What is expected — How many of the lines below contain "nickname"? Answer with that number alone.
* begin *
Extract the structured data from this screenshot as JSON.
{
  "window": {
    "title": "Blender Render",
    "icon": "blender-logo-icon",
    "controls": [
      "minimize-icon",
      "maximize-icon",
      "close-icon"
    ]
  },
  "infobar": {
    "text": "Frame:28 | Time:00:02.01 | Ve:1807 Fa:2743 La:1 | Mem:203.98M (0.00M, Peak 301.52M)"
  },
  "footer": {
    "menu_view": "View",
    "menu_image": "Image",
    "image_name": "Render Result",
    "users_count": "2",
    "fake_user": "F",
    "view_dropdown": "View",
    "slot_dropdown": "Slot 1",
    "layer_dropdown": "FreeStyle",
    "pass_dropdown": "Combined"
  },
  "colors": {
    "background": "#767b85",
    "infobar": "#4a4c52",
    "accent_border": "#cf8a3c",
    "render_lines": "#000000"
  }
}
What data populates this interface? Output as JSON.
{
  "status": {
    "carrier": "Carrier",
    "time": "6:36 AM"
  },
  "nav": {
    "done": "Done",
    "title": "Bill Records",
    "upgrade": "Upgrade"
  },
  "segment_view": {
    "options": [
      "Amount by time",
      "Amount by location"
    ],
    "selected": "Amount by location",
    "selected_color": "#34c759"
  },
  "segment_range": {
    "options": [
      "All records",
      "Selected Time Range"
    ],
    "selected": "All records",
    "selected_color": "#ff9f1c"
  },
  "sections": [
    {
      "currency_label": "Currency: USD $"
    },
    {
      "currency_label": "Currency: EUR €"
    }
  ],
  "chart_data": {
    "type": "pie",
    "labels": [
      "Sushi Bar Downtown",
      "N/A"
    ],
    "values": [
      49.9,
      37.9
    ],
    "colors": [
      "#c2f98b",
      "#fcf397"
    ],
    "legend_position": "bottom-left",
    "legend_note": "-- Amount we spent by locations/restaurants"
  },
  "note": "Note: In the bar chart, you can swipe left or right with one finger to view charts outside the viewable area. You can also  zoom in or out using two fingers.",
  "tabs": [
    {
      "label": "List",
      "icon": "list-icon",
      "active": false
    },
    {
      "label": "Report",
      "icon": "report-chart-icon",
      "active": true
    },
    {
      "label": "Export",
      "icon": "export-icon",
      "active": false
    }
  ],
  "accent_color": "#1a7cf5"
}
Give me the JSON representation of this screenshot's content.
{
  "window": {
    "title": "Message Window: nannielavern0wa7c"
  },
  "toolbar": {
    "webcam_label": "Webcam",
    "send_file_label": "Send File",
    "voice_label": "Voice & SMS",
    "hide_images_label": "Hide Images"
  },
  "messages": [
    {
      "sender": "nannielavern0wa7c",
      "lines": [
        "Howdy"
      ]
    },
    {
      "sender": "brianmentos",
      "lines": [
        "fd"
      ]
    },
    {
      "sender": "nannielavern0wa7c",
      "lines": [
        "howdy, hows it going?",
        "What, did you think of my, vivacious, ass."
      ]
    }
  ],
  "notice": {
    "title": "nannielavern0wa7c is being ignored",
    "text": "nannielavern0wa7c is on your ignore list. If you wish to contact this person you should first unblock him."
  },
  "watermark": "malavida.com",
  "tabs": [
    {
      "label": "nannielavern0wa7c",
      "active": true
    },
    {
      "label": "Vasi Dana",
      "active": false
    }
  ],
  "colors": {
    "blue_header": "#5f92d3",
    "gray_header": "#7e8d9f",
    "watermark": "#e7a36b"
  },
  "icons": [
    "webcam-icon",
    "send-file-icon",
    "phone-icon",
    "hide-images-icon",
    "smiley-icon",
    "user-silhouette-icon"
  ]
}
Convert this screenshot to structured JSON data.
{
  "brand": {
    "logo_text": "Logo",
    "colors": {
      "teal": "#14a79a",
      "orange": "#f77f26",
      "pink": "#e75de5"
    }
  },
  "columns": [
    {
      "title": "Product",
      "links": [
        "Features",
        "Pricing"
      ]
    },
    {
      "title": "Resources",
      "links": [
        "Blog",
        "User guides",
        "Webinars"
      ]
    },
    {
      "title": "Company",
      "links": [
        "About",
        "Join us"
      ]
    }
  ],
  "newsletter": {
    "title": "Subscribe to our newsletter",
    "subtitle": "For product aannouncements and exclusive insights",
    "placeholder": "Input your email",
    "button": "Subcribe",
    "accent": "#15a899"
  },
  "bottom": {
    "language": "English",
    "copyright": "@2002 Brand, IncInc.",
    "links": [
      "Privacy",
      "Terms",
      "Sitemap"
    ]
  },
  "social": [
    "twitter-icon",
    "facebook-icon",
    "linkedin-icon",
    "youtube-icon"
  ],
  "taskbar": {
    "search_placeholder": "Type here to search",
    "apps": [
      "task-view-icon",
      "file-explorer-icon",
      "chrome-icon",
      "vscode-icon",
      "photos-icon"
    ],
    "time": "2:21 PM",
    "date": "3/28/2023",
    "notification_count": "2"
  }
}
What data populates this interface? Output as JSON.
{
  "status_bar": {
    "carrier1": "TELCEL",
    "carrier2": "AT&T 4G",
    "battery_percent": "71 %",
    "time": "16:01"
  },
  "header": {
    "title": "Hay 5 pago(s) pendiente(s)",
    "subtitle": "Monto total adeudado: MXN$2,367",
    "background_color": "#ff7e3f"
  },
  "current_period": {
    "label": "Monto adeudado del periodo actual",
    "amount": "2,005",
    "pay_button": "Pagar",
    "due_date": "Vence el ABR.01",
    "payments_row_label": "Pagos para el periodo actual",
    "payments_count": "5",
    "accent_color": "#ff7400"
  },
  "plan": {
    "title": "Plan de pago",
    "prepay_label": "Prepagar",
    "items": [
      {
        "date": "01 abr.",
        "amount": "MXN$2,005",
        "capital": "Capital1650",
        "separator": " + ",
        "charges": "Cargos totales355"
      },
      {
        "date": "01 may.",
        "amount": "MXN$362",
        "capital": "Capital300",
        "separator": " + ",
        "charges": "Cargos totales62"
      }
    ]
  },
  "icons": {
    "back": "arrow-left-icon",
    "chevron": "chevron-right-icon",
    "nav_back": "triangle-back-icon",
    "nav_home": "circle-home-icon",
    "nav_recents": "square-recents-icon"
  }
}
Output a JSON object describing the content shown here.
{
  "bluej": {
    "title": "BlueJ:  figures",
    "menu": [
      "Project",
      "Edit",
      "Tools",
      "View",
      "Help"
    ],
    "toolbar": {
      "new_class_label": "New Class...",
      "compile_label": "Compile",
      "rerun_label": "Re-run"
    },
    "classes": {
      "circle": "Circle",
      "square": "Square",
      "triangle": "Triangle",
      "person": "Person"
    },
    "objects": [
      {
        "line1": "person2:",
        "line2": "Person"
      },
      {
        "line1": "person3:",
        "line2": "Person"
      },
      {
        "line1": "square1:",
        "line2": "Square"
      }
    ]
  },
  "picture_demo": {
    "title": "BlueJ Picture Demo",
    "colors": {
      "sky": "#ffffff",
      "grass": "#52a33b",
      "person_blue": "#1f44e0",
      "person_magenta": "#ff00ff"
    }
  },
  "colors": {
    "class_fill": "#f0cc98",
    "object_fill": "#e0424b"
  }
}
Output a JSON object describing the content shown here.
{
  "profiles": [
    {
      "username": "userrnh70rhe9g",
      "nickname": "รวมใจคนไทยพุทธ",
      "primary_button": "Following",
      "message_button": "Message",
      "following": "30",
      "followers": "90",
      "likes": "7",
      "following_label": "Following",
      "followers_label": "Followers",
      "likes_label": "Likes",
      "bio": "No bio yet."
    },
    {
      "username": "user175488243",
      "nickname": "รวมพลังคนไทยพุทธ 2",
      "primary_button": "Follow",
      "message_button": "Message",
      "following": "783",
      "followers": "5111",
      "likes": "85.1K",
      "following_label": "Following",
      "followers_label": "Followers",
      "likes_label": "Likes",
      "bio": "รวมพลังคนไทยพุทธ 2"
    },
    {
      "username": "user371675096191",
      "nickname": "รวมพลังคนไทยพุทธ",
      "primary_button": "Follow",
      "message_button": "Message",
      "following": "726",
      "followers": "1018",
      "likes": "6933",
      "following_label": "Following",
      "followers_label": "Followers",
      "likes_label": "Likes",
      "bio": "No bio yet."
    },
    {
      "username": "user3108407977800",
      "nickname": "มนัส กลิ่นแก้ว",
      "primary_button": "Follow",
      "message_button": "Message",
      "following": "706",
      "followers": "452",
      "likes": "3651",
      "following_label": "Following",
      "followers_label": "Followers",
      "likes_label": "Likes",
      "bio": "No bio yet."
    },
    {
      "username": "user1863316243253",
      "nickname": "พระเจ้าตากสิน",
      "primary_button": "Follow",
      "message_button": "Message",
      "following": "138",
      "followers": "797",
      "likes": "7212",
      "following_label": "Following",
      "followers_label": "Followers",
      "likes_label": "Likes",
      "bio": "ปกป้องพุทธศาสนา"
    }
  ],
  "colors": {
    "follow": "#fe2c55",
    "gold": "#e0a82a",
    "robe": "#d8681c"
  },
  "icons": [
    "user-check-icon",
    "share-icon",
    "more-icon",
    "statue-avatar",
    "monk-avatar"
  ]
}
* end *
Output of the task — 5